(Job) Lines containing the word "Setup" are the ones to copy from the records below.

(Record excerpts)
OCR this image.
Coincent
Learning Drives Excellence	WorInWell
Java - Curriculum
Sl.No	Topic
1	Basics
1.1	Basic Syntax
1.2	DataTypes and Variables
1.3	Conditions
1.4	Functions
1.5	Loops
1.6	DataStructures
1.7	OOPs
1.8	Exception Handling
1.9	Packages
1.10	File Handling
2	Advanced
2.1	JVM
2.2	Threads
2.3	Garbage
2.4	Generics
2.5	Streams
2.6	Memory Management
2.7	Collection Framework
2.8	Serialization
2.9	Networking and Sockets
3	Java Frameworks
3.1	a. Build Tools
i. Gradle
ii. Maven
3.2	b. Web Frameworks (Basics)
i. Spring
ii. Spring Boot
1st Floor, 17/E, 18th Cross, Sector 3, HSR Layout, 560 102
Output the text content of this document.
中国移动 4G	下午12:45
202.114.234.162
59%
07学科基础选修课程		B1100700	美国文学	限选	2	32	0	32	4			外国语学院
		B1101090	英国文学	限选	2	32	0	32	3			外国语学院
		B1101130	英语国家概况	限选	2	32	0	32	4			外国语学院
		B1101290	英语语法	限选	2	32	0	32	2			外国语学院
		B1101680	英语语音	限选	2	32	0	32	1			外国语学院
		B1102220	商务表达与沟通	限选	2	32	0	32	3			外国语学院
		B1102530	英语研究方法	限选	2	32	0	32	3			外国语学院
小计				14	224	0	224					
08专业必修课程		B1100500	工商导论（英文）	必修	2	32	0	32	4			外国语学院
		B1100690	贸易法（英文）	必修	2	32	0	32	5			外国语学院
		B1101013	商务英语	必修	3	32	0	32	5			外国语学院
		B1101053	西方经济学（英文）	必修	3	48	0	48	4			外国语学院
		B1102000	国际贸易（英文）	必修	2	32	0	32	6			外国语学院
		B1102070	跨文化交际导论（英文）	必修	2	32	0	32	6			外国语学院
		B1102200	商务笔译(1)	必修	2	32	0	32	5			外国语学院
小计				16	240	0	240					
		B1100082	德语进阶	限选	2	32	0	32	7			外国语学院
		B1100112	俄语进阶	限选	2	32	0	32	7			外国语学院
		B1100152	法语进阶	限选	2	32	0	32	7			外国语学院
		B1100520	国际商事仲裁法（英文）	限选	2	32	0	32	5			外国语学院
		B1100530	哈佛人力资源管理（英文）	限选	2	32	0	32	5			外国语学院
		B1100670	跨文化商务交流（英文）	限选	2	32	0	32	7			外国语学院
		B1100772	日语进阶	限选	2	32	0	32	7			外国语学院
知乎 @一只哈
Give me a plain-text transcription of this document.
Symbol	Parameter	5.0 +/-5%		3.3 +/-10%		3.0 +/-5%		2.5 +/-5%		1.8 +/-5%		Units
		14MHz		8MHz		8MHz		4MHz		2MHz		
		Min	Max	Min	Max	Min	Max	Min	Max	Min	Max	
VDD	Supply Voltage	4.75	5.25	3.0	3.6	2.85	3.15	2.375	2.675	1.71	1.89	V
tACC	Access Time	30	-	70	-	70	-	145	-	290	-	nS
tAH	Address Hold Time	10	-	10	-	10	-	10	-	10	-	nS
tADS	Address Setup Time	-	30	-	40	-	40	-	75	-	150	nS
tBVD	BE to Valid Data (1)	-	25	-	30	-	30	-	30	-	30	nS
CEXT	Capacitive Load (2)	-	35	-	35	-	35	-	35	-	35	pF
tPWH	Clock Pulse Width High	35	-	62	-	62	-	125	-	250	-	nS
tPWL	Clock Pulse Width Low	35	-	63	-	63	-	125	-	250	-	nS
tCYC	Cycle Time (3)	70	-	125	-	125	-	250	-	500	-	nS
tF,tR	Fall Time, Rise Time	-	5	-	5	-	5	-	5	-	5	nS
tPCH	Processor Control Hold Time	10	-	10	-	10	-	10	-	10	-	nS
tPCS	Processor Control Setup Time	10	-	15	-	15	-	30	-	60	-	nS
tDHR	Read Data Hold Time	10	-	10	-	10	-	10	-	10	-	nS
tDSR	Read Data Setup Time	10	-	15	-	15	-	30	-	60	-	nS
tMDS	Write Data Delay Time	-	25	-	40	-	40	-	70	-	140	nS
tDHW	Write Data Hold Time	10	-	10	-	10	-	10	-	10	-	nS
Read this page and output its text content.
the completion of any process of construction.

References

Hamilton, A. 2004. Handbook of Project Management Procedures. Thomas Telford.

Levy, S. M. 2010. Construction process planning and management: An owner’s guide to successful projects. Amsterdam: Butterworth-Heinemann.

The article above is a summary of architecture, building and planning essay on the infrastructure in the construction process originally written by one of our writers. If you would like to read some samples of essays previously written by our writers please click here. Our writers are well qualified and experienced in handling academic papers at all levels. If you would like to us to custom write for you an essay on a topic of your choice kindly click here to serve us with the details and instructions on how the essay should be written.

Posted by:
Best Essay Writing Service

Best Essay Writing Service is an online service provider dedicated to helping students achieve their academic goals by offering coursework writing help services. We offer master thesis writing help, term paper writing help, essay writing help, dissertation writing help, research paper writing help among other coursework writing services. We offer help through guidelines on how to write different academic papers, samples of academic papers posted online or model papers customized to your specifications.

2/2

(Exercise output)
tADS	Address Setup Time	-	30	-	40	-	40	-	75	-	150	nS
tPCS	Processor Control Setup Time	10	-	15	-	15	-	30	-	60	-	nS
tDSR	Read Data Setup Time	10	-	15	-	15	-	30	-	60	-	nS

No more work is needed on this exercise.